**DIRECTIONS**
A. According to the book review, what was Unbreaking India originally titled?
B. Reproduce the part of the book review that begins at "Indeed, Unbreaking India, originally" and stops after "adds additional flavor.".

**PASSAGE PROVIDED**
The iconic Kannada poet K.V. Puttappa classified literature as Sakala (Timely) and Trikala (Timeless). Author and columnist Sanjay Dixit’s latest book, Unbreaking India eminently falls in the former category for several reasons, three of which include:
· The astonishing speed at which he brought it out
· Its value as a contribution to the messy mass of literature on a highly contentious subject
· A much-needed course correction to a lopsided narrative that was politically and ideologically sustained for more than half a century.
Indeed, Unbreaking India, originally titled Nullifying Article 370, couldn’t have come at a better time given its singular, civilizational importance to Bharatavarsha. Which is precisely one of the many underlying strands of the book—it is not just an exposition of the abolition of an article in the Constitution but a learned discussion on the topic of reclaiming both the territorial integrity and civilizational unity of Bharatavarsha.
The sweep of the book is vast and the treatment of the subject is not only impressive but easy to grasp for even the routine-minded newspaper-reader. The structure and organization of the book into logical sections and small, breezy chapters adds additional flavor.

**STORED DATA**
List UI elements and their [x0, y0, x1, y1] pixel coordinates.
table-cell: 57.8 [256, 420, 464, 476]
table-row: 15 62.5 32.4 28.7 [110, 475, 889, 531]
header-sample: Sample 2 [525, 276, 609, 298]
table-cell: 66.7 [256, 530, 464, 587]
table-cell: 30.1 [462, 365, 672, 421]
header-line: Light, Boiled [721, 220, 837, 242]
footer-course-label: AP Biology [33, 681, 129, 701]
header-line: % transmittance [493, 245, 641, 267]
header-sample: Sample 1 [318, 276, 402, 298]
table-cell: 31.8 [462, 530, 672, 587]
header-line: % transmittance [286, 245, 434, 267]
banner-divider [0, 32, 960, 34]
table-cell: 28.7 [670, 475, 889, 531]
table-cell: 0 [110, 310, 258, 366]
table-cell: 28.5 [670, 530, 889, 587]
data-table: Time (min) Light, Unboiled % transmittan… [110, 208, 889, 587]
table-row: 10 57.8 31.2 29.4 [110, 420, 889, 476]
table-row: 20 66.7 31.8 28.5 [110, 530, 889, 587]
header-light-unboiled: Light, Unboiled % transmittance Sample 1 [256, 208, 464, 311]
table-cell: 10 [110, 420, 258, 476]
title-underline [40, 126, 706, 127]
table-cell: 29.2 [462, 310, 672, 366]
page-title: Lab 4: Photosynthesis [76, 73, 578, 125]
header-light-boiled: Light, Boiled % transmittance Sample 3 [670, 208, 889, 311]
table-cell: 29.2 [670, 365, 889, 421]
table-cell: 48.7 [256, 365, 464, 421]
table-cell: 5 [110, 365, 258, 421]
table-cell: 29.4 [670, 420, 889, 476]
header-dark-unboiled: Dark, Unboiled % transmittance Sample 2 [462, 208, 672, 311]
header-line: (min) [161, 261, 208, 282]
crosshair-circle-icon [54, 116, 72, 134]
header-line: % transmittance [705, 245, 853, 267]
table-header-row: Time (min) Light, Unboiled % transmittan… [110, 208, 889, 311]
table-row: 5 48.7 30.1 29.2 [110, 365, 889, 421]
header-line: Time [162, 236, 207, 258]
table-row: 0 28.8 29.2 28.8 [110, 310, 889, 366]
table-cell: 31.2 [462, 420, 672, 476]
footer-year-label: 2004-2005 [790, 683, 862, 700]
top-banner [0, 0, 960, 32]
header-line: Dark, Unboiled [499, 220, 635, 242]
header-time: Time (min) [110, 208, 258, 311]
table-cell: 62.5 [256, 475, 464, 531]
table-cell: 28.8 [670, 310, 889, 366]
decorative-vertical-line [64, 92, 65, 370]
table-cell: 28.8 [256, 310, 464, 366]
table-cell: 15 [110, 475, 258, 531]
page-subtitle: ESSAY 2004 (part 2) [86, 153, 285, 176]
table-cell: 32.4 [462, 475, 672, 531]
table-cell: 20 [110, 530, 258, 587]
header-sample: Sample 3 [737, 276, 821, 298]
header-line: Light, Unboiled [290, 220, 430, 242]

**CORRECT ANSWERS**
A. Nullifying Article 370

B.
Indeed, Unbreaking India, originally titled Nullifying Article 370, couldn’t have come at a better time given its singular, civilizational importance to Bharatavarsha. Which is precisely one of the many underlying strands of the book—it is not just an exposition of the abolition of an article in the Constitution but a learned discussion on the topic of reclaiming both the territorial integrity and civilizational unity of Bharatavarsha.
The sweep of the book is vast and the treatment of the subject is not only impressive but easy to grasp for even the routine-minded newspaper-reader. The structure and organization of the book into logical sections and small, breezy chapters adds additional flavor.